WHAT IS ASKED:
Word for word, repeat the entries, minus the pictures.
= = = = = = =
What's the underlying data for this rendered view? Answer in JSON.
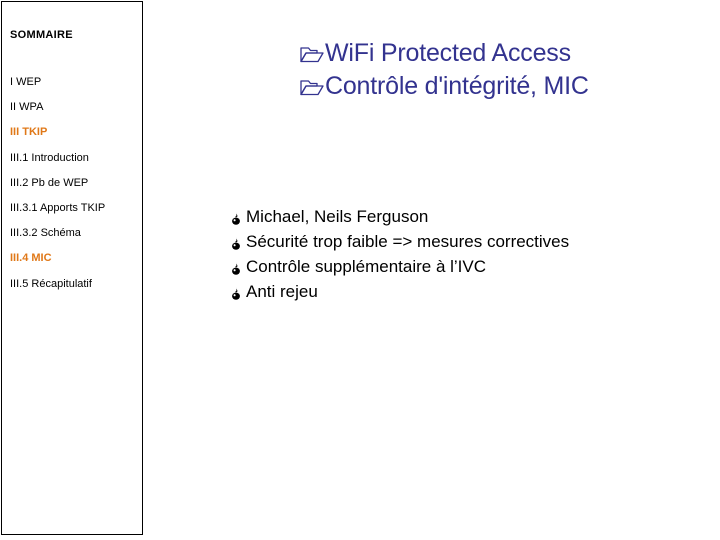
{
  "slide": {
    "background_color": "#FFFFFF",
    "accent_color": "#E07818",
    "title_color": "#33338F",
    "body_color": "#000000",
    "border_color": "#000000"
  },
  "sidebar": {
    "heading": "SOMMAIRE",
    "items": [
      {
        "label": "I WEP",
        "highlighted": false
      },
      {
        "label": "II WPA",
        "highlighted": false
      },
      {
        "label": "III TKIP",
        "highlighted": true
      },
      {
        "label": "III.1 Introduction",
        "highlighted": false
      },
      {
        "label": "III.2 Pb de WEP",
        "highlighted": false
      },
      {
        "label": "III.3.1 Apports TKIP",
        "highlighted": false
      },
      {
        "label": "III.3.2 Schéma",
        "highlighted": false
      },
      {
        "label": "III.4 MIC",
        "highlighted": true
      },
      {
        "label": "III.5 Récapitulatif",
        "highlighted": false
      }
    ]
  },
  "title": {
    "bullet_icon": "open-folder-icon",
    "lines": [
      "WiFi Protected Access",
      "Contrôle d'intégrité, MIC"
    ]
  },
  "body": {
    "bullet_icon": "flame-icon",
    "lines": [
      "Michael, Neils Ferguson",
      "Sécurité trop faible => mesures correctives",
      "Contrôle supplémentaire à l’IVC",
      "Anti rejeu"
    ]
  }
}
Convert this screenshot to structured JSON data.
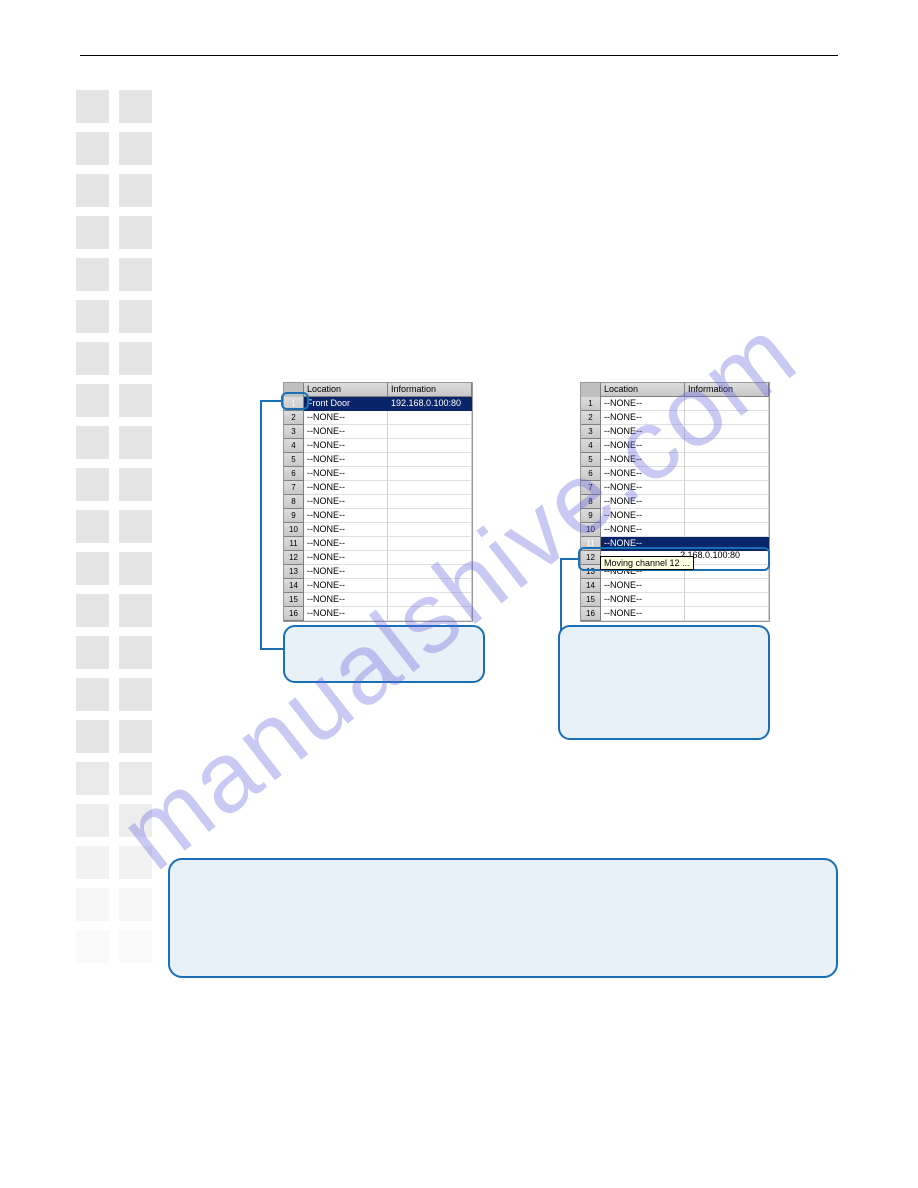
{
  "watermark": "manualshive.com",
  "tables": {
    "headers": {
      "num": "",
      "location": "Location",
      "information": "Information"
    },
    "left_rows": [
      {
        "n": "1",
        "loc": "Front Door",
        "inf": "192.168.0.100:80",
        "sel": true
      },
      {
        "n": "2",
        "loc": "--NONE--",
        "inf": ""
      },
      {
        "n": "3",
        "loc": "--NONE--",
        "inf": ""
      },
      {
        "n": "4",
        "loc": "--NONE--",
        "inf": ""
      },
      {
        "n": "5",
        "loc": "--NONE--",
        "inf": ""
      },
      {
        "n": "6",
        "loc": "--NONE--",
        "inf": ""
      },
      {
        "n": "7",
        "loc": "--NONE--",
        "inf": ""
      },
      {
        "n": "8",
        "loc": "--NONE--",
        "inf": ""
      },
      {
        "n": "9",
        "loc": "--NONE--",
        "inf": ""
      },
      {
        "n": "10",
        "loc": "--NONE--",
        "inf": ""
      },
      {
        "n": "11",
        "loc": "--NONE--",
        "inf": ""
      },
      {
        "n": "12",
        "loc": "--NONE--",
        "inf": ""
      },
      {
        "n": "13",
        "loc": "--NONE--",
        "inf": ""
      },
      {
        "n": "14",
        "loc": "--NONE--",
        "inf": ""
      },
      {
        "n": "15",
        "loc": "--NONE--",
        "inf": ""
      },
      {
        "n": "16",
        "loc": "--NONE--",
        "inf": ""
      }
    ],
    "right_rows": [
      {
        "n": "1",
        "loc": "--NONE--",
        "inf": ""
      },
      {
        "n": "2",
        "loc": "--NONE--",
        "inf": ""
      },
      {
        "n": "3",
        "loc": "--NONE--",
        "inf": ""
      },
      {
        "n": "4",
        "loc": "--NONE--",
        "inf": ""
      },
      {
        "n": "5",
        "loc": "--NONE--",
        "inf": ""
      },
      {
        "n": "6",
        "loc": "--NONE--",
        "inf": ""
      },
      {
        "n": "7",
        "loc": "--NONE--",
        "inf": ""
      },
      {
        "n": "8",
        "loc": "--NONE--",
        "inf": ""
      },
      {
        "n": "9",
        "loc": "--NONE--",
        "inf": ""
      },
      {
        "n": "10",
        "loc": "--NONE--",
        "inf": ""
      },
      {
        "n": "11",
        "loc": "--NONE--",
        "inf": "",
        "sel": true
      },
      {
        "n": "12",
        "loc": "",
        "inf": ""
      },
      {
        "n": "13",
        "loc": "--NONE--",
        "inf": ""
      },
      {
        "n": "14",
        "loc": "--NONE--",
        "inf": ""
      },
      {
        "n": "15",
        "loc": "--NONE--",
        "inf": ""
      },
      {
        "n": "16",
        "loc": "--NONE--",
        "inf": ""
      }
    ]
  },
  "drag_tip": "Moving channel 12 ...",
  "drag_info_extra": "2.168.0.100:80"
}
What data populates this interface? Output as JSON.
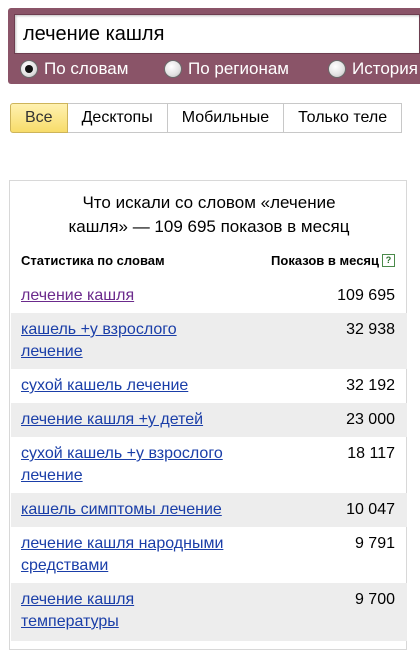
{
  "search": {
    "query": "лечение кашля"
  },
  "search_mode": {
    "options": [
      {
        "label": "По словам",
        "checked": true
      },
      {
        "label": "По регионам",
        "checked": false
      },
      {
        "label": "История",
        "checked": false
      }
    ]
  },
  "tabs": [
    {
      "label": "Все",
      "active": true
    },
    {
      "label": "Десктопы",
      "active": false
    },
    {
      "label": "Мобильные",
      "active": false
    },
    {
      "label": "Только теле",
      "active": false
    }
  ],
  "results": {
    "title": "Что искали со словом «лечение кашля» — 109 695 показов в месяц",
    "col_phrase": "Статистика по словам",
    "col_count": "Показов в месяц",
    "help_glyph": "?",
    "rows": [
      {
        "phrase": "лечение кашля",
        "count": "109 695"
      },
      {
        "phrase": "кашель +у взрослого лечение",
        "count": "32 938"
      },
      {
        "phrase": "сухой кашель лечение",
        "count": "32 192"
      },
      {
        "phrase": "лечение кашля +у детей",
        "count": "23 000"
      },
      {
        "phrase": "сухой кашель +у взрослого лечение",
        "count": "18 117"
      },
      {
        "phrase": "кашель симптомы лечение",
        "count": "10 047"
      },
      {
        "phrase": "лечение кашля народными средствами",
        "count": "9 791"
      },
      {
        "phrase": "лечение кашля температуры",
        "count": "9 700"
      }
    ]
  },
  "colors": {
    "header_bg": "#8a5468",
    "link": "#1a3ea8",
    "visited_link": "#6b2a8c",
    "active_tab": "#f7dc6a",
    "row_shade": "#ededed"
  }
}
= = = = = = =
WRITTEN SOLUTION:
What's the underlying data for this rendered view? Answer in JSON.
{
  "slide": {
    "background_color": "#FFFFFF",
    "accent_color": "#E07818",
    "title_color": "#33338F",
    "body_color": "#000000",
    "border_color": "#000000"
  },
  "sidebar": {
    "heading": "SOMMAIRE",
    "items": [
      {
        "label": "I WEP",
        "highlighted": false
      },
      {
        "label": "II WPA",
        "highlighted": false
      },
      {
        "label": "III TKIP",
        "highlighted": true
      },
      {
        "label": "III.1 Introduction",
        "highlighted": false
      },
      {
        "label": "III.2 Pb de WEP",
        "highlighted": false
      },
      {
        "label": "III.3.1 Apports TKIP",
        "highlighted": false
      },
      {
        "label": "III.3.2 Schéma",
        "highlighted": false
      },
      {
        "label": "III.4 MIC",
        "highlighted": true
      },
      {
        "label": "III.5 Récapitulatif",
        "highlighted": false
      }
    ]
  },
  "title": {
    "bullet_icon": "open-folder-icon",
    "lines": [
      "WiFi Protected Access",
      "Contrôle d'intégrité, MIC"
    ]
  },
  "body": {
    "bullet_icon": "flame-icon",
    "lines": [
      "Michael, Neils Ferguson",
      "Sécurité trop faible => mesures correctives",
      "Contrôle supplémentaire à l’IVC",
      "Anti rejeu"
    ]
  }
}
Convert this screenshot to structured JSON data.
{
  "watermark": "manualshive.com",
  "tables": {
    "headers": {
      "num": "",
      "location": "Location",
      "information": "Information"
    },
    "left_rows": [
      {
        "n": "1",
        "loc": "Front Door",
        "inf": "192.168.0.100:80",
        "sel": true
      },
      {
        "n": "2",
        "loc": "--NONE--",
        "inf": ""
      },
      {
        "n": "3",
        "loc": "--NONE--",
        "inf": ""
      },
      {
        "n": "4",
        "loc": "--NONE--",
        "inf": ""
      },
      {
        "n": "5",
        "loc": "--NONE--",
        "inf": ""
      },
      {
        "n": "6",
        "loc": "--NONE--",
        "inf": ""
      },
      {
        "n": "7",
        "loc": "--NONE--",
        "inf": ""
      },
      {
        "n": "8",
        "loc": "--NONE--",
        "inf": ""
      },
      {
        "n": "9",
        "loc": "--NONE--",
        "inf": ""
      },
      {
        "n": "10",
        "loc": "--NONE--",
        "inf": ""
      },
      {
        "n": "11",
        "loc": "--NONE--",
        "inf": ""
      },
      {
        "n": "12",
        "loc": "--NONE--",
        "inf": ""
      },
      {
        "n": "13",
        "loc": "--NONE--",
        "inf": ""
      },
      {
        "n": "14",
        "loc": "--NONE--",
        "inf": ""
      },
      {
        "n": "15",
        "loc": "--NONE--",
        "inf": ""
      },
      {
        "n": "16",
        "loc": "--NONE--",
        "inf": ""
      }
    ],
    "right_rows": [
      {
        "n": "1",
        "loc": "--NONE--",
        "inf": ""
      },
      {
        "n": "2",
        "loc": "--NONE--",
        "inf": ""
      },
      {
        "n": "3",
        "loc": "--NONE--",
        "inf": ""
      },
      {
        "n": "4",
        "loc": "--NONE--",
        "inf": ""
      },
      {
        "n": "5",
        "loc": "--NONE--",
        "inf": ""
      },
      {
        "n": "6",
        "loc": "--NONE--",
        "inf": ""
      },
      {
        "n": "7",
        "loc": "--NONE--",
        "inf": ""
      },
      {
        "n": "8",
        "loc": "--NONE--",
        "inf": ""
      },
      {
        "n": "9",
        "loc": "--NONE--",
        "inf": ""
      },
      {
        "n": "10",
        "loc": "--NONE--",
        "inf": ""
      },
      {
        "n": "11",
        "loc": "--NONE--",
        "inf": "",
        "sel": true
      },
      {
        "n": "12",
        "loc": "",
        "inf": ""
      },
      {
        "n": "13",
        "loc": "--NONE--",
        "inf": ""
      },
      {
        "n": "14",
        "loc": "--NONE--",
        "inf": ""
      },
      {
        "n": "15",
        "loc": "--NONE--",
        "inf": ""
      },
      {
        "n": "16",
        "loc": "--NONE--",
        "inf": ""
      }
    ]
  },
  "drag_tip": "Moving channel 12 ...",
  "drag_info_extra": "2.168.0.100:80"
}
What data populates this interface? Output as JSON.
{
  "search": {
    "query": "лечение кашля"
  },
  "search_mode": {
    "options": [
      {
        "label": "По словам",
        "checked": true
      },
      {
        "label": "По регионам",
        "checked": false
      },
      {
        "label": "История",
        "checked": false
      }
    ]
  },
  "tabs": [
    {
      "label": "Все",
      "active": true
    },
    {
      "label": "Десктопы",
      "active": false
    },
    {
      "label": "Мобильные",
      "active": false
    },
    {
      "label": "Только теле",
      "active": false
    }
  ],
  "results": {
    "title": "Что искали со словом «лечение кашля» — 109 695 показов в месяц",
    "col_phrase": "Статистика по словам",
    "col_count": "Показов в месяц",
    "help_glyph": "?",
    "rows": [
      {
        "phrase": "лечение кашля",
        "count": "109 695"
      },
      {
        "phrase": "кашель +у взрослого лечение",
        "count": "32 938"
      },
      {
        "phrase": "сухой кашель лечение",
        "count": "32 192"
      },
      {
        "phrase": "лечение кашля +у детей",
        "count": "23 000"
      },
      {
        "phrase": "сухой кашель +у взрослого лечение",
        "count": "18 117"
      },
      {
        "phrase": "кашель симптомы лечение",
        "count": "10 047"
      },
      {
        "phrase": "лечение кашля народными средствами",
        "count": "9 791"
      },
      {
        "phrase": "лечение кашля температуры",
        "count": "9 700"
      }
    ]
  },
  "colors": {
    "header_bg": "#8a5468",
    "link": "#1a3ea8",
    "visited_link": "#6b2a8c",
    "active_tab": "#f7dc6a",
    "row_shade": "#ededed"
  }
}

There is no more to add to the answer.